The listing below should be printed exactly, every line of it. Skip the pictures.

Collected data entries
----------

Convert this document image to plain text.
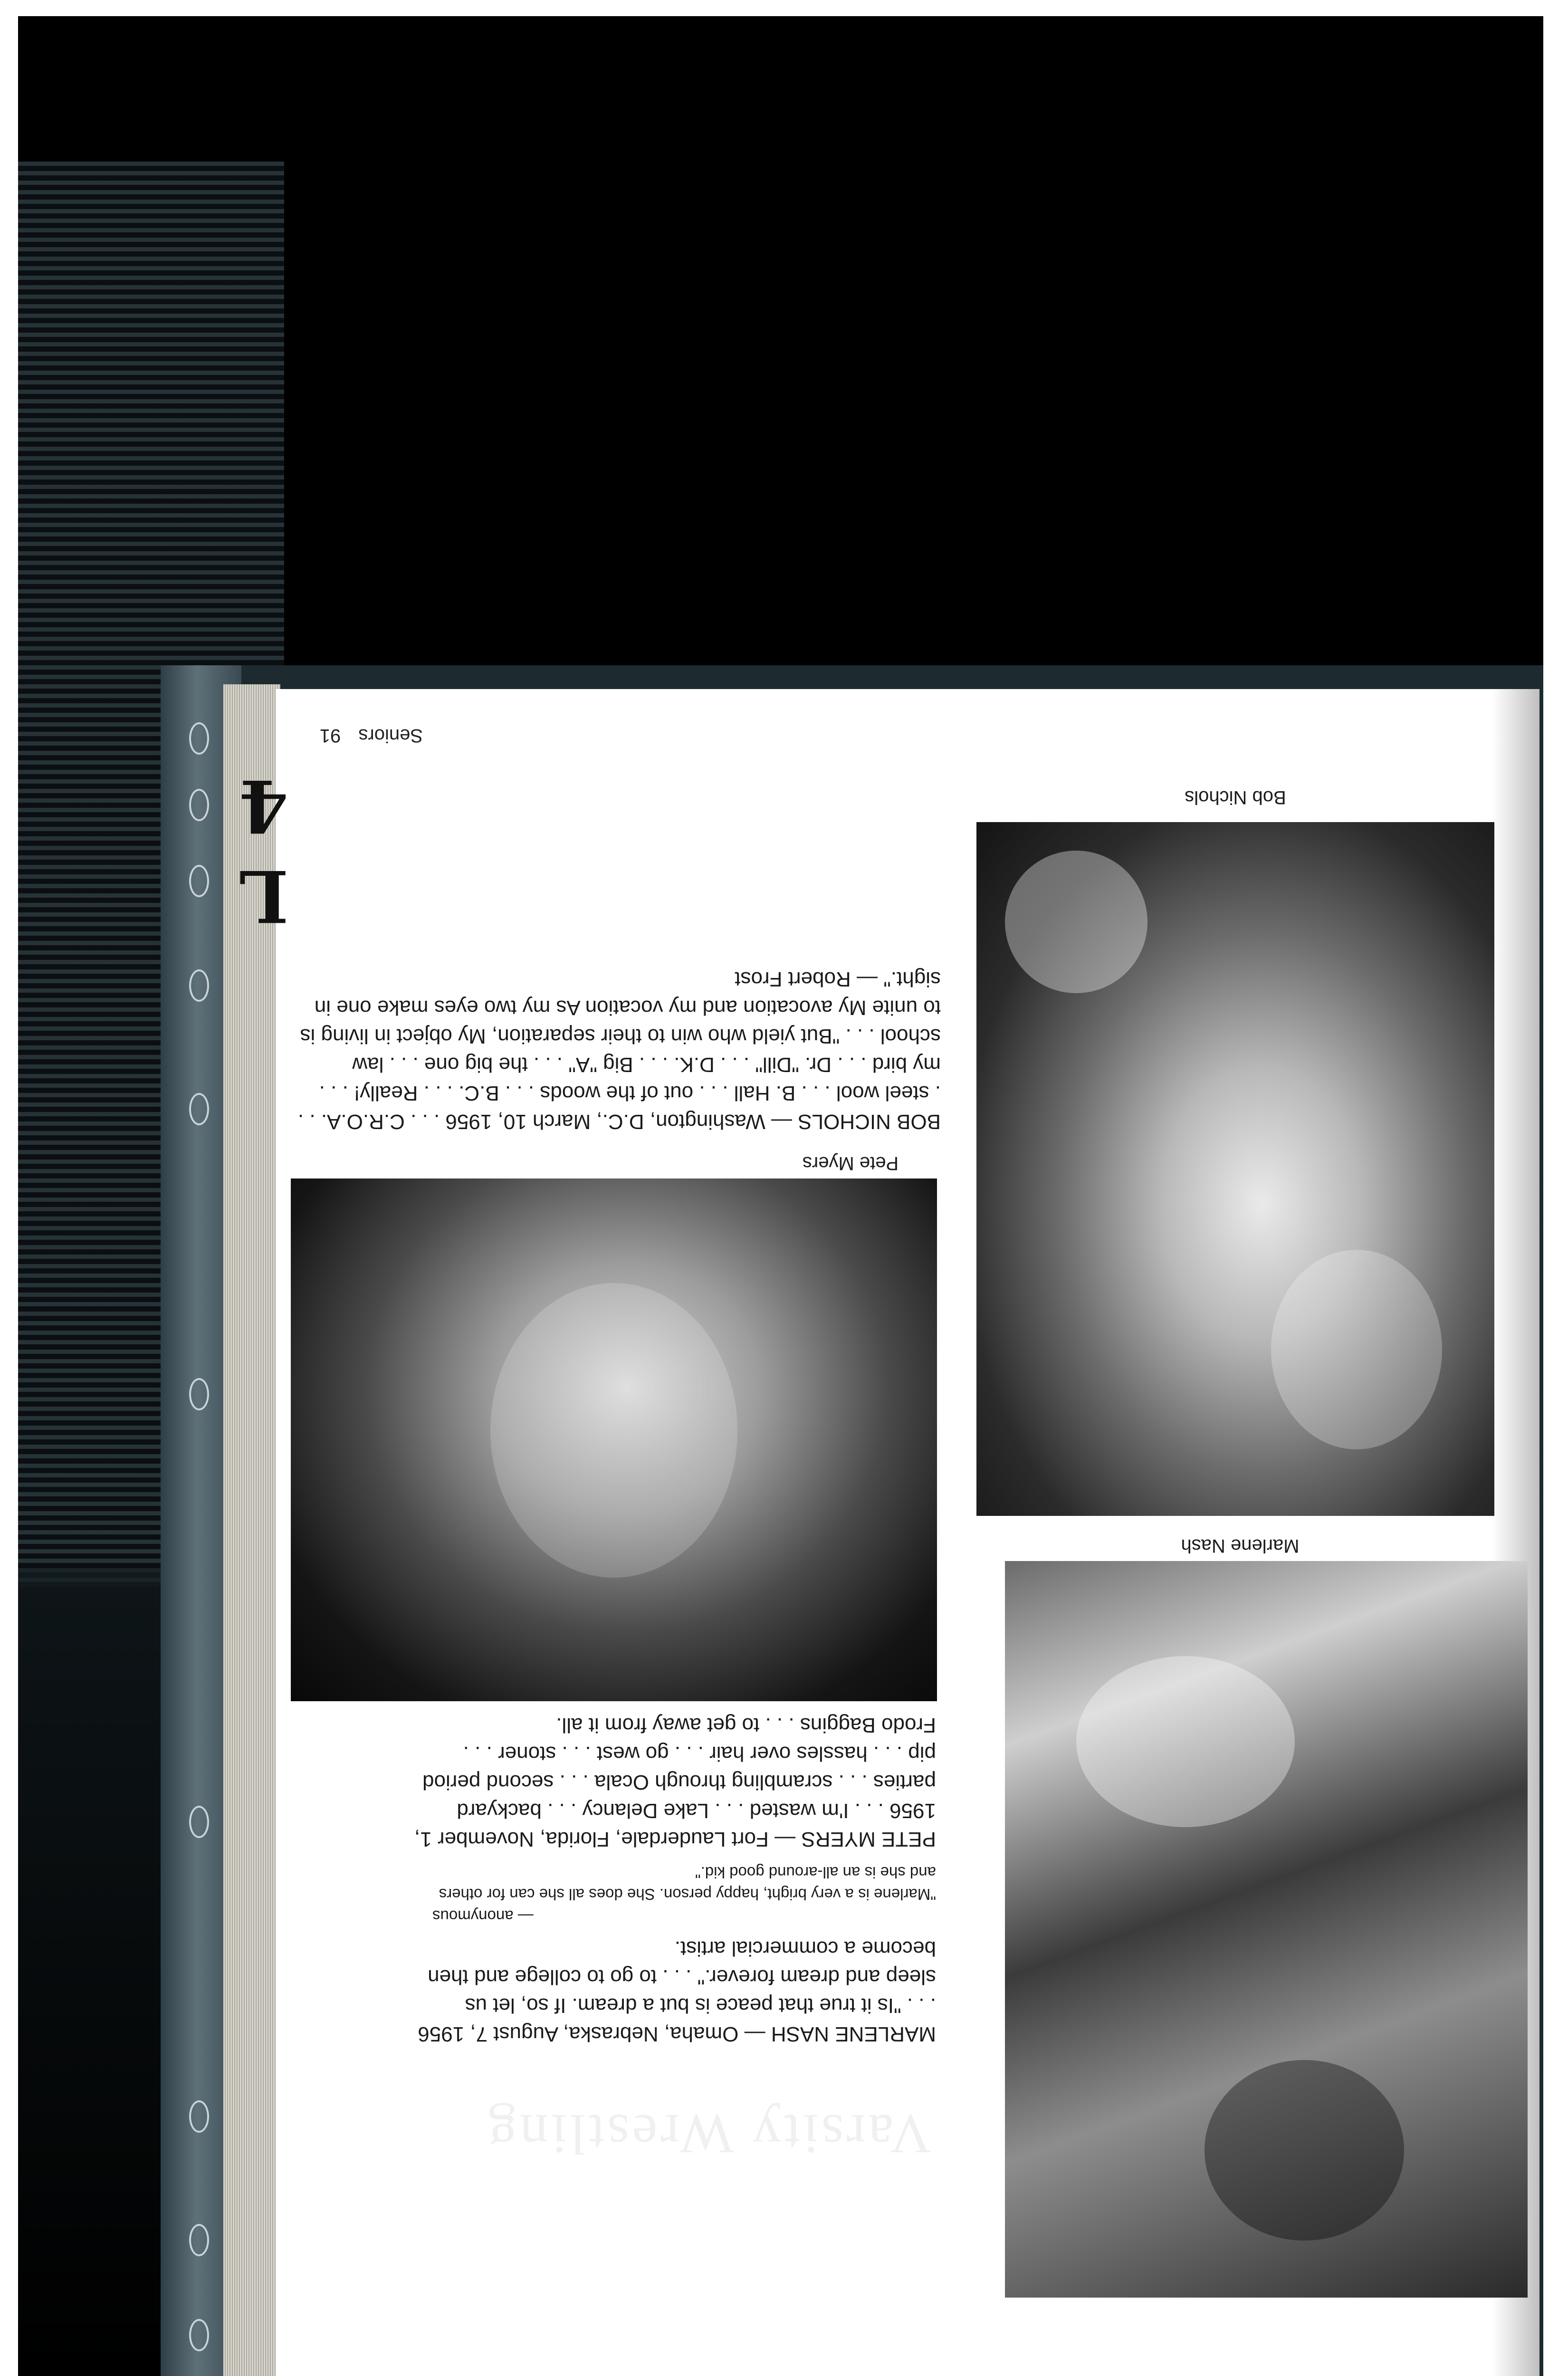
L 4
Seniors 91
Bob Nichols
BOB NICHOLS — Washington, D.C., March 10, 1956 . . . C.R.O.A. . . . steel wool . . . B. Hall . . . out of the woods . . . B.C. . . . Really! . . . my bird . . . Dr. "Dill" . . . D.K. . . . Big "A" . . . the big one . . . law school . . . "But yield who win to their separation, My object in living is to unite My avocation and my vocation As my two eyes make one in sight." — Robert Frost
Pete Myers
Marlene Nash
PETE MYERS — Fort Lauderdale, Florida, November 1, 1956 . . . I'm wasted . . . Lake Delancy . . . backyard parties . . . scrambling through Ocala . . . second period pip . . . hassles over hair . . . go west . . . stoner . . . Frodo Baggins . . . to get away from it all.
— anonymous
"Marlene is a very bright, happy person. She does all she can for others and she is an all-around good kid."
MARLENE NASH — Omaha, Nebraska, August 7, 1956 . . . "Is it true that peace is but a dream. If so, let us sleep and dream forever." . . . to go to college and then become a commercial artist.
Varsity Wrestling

----------

RIGHT ANSWER:
Convert this document image to plain text.
L 4
Seniors 91
Bob Nichols
BOB NICHOLS — Washington, D.C., March 10, 1956 . . . C.R.O.A. . . . steel wool . . . B. Hall . . . out of the woods . . . B.C. . . . Really! . . . my bird . . . Dr. "Dill" . . . D.K. . . . Big "A" . . . the big one . . . law school . . . "But yield who win to their separation, My object in living is to unite My avocation and my vocation As my two eyes make one in sight." — Robert Frost
Pete Myers
Marlene Nash
PETE MYERS — Fort Lauderdale, Florida, November 1, 1956 . . . I'm wasted . . . Lake Delancy . . . backyard parties . . . scrambling through Ocala . . . second period pip . . . hassles over hair . . . go west . . . stoner . . . Frodo Baggins . . . to get away from it all.
— anonymous
"Marlene is a very bright, happy person. She does all she can for others and she is an all-around good kid."
MARLENE NASH — Omaha, Nebraska, August 7, 1956 . . . "Is it true that peace is but a dream. If so, let us sleep and dream forever." . . . to go to college and then become a commercial artist.
Varsity Wrestling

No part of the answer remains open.